> _Objective_:
Give the listing again character for character, but drop the images.

· · · · · · ·

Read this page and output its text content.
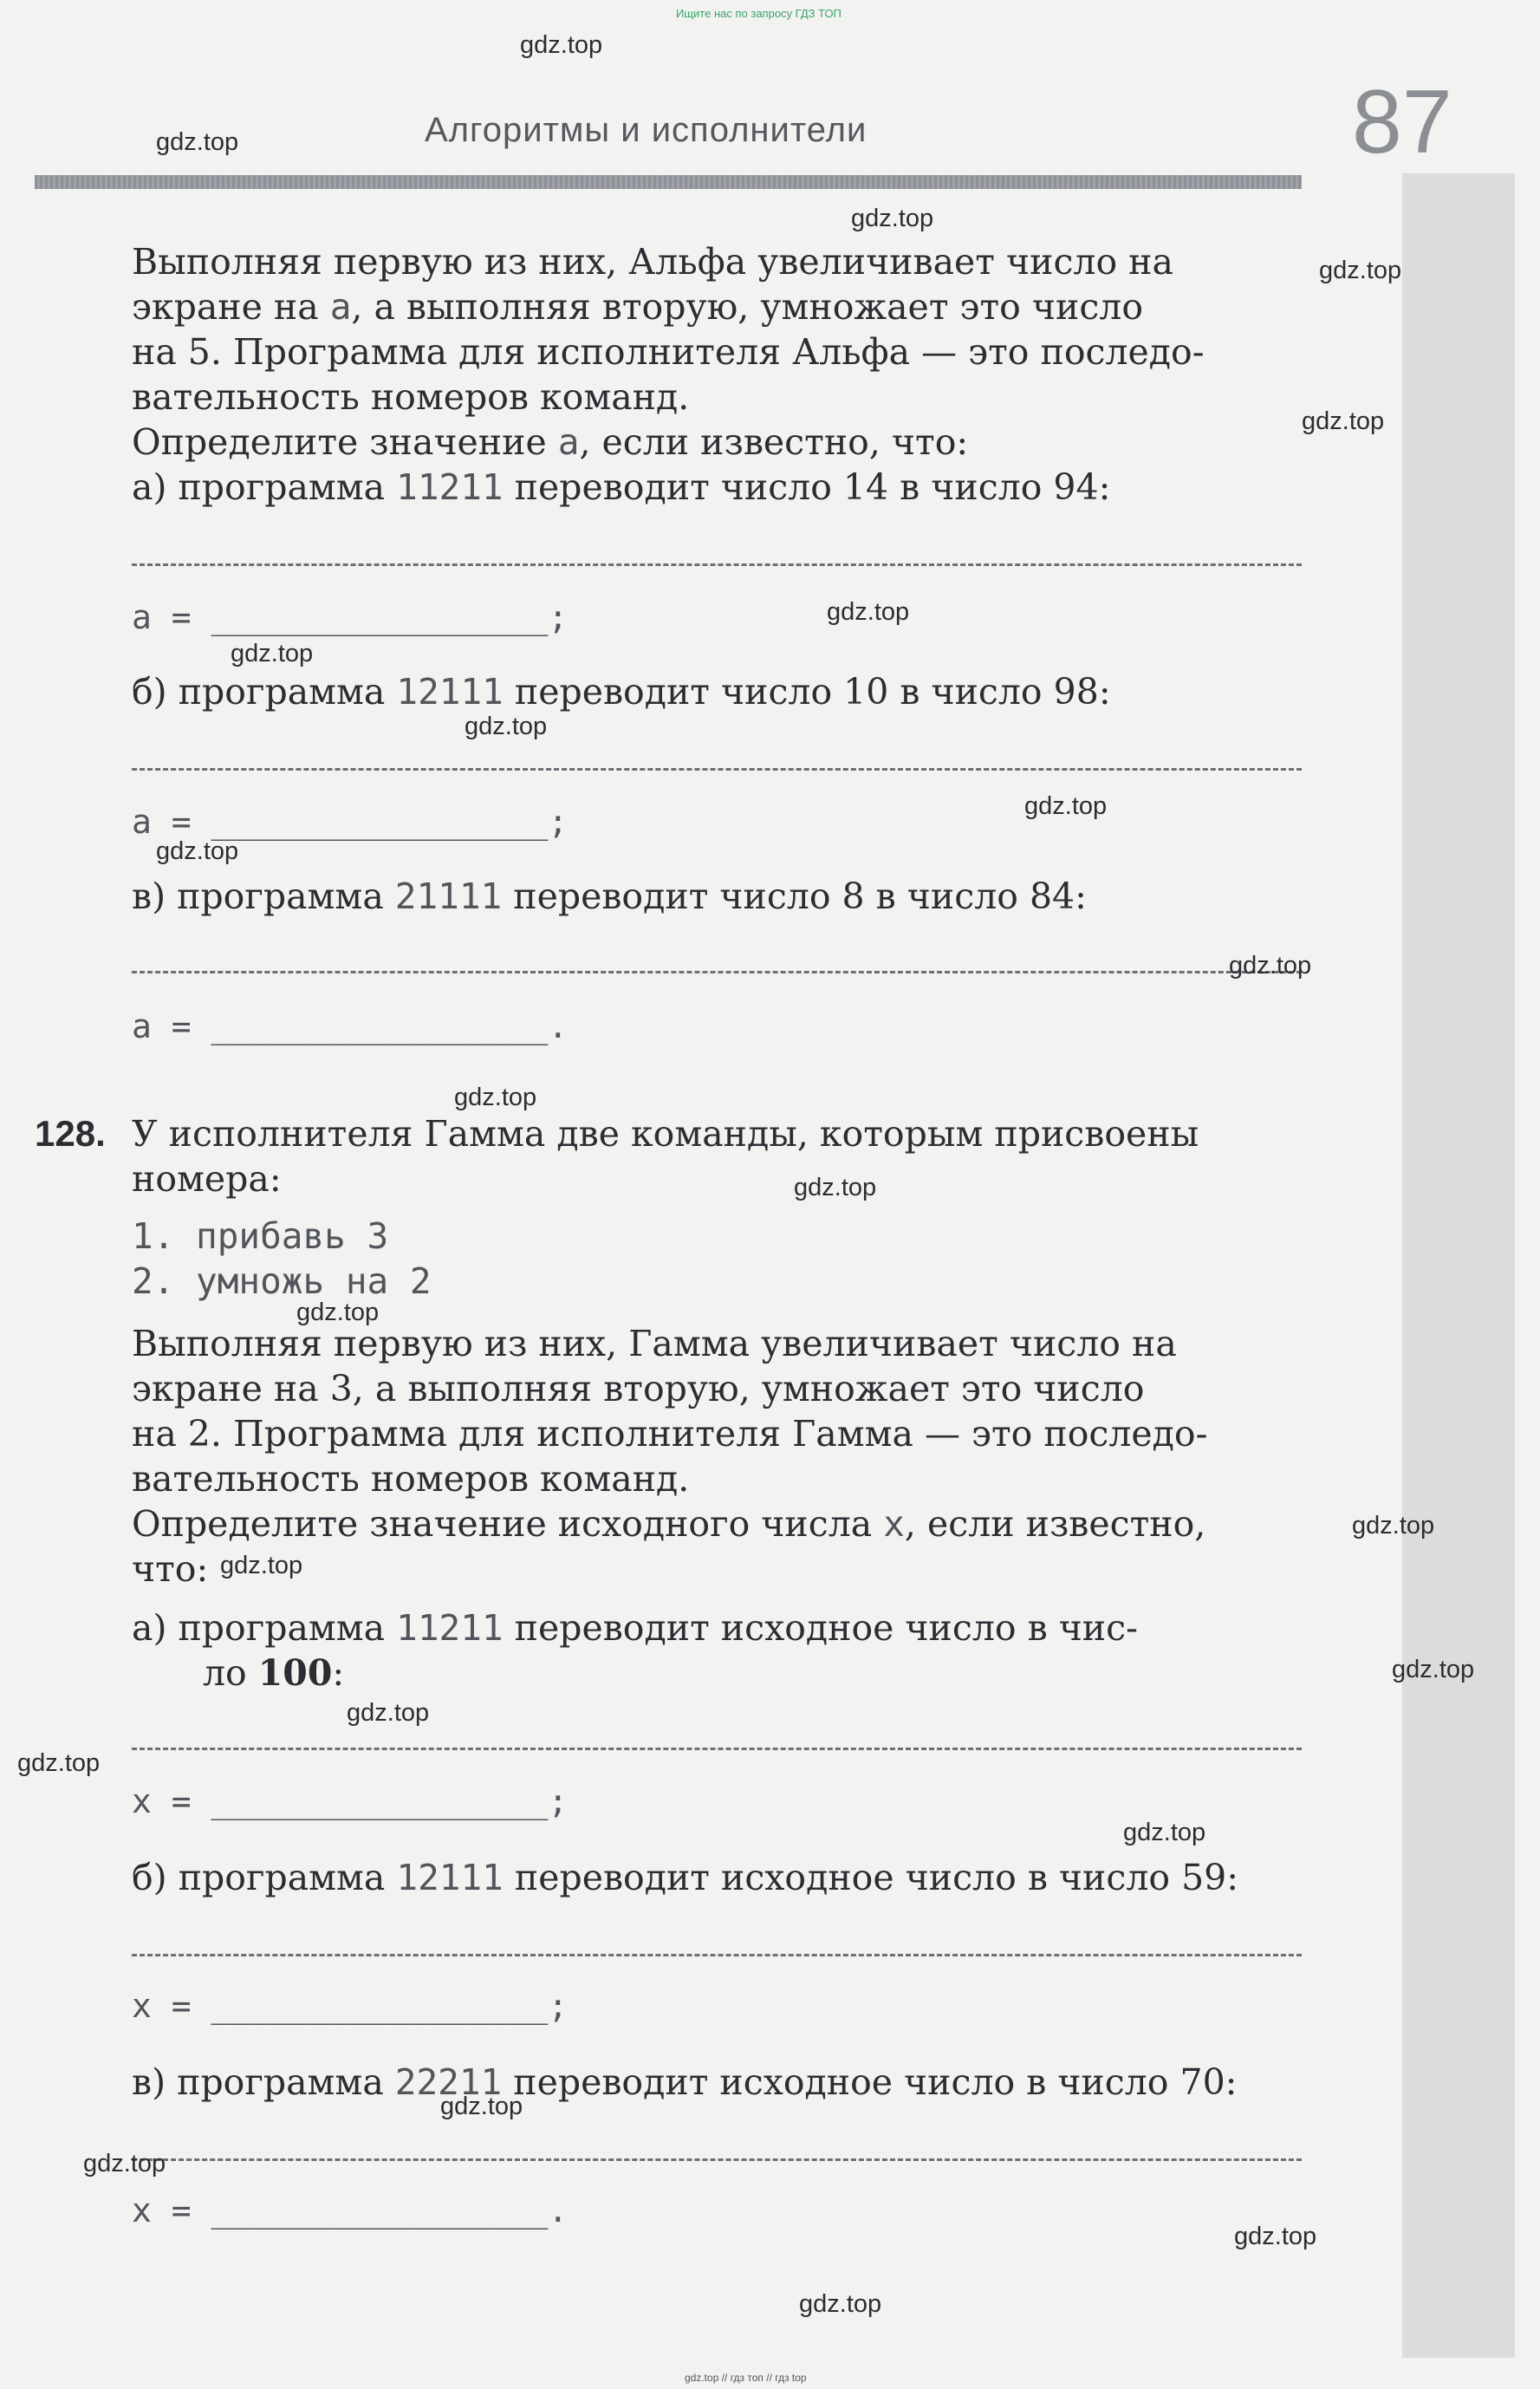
Ищите нас по запросу ГДЗ ТОП
Алгоритмы и исполнители	87
Выполняя первую из них, Альфа увеличивает число на
экране на a, а выполняя вторую, умножает это число
на 5. Программа для исполнителя Альфа — это последо-
вательность номеров команд.
Определите значение a, если известно, что:
а) программа 11211 переводит число 14 в число 94:
a = _________________;
б) программа 12111 переводит число 10 в число 98:
a = _________________;
в) программа 21111 переводит число 8 в число 84:
a = _________________.
128. У исполнителя Гамма две команды, которым присвоены
номера:
1. прибавь 3
2. умножь на 2
Выполняя первую из них, Гамма увеличивает число на
экране на 3, а выполняя вторую, умножает это число
на 2. Программа для исполнителя Гамма — это последо-
вательность номеров команд.
Определите значение исходного числа x, если известно,
что:
а) программа 11211 переводит исходное число в чис-
ло 100:
x = _________________;
б) программа 12111 переводит исходное число в число 59:
x = _________________;
в) программа 22211 переводит исходное число в число 70:
x = _________________.
gdz.top
gdz.top
gdz.top
gdz.top
gdz.top
gdz.top
gdz.top
gdz.top
gdz.top
gdz.top
gdz.top
gdz.top
gdz.top
gdz.top
gdz.top
gdz.top
gdz.top
gdz.top
gdz.top
gdz.top
gdz.top
gdz.top
gdz.top
gdz.top
gdz.top // гдз топ // гдз top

· · · · · · ·

> _Result of this task_:
Read this page and output its text content.
Ищите нас по запросу ГДЗ ТОП
Алгоритмы и исполнители	87
Выполняя первую из них, Альфа увеличивает число на
экране на a, а выполняя вторую, умножает это число
на 5. Программа для исполнителя Альфа — это последо-
вательность номеров команд.
Определите значение a, если известно, что:
а) программа 11211 переводит число 14 в число 94:
a = _________________;
б) программа 12111 переводит число 10 в число 98:
a = _________________;
в) программа 21111 переводит число 8 в число 84:
a = _________________.
128. У исполнителя Гамма две команды, которым присвоены
номера:
1. прибавь 3
2. умножь на 2
Выполняя первую из них, Гамма увеличивает число на
экране на 3, а выполняя вторую, умножает это число
на 2. Программа для исполнителя Гамма — это последо-
вательность номеров команд.
Определите значение исходного числа x, если известно,
что:
а) программа 11211 переводит исходное число в чис-
ло 100:
x = _________________;
б) программа 12111 переводит исходное число в число 59:
x = _________________;
в) программа 22211 переводит исходное число в число 70:
x = _________________.
gdz.top
gdz.top
gdz.top
gdz.top
gdz.top
gdz.top
gdz.top
gdz.top
gdz.top
gdz.top
gdz.top
gdz.top
gdz.top
gdz.top
gdz.top
gdz.top
gdz.top
gdz.top
gdz.top
gdz.top
gdz.top
gdz.top
gdz.top
gdz.top
gdz.top // гдз топ // гдз top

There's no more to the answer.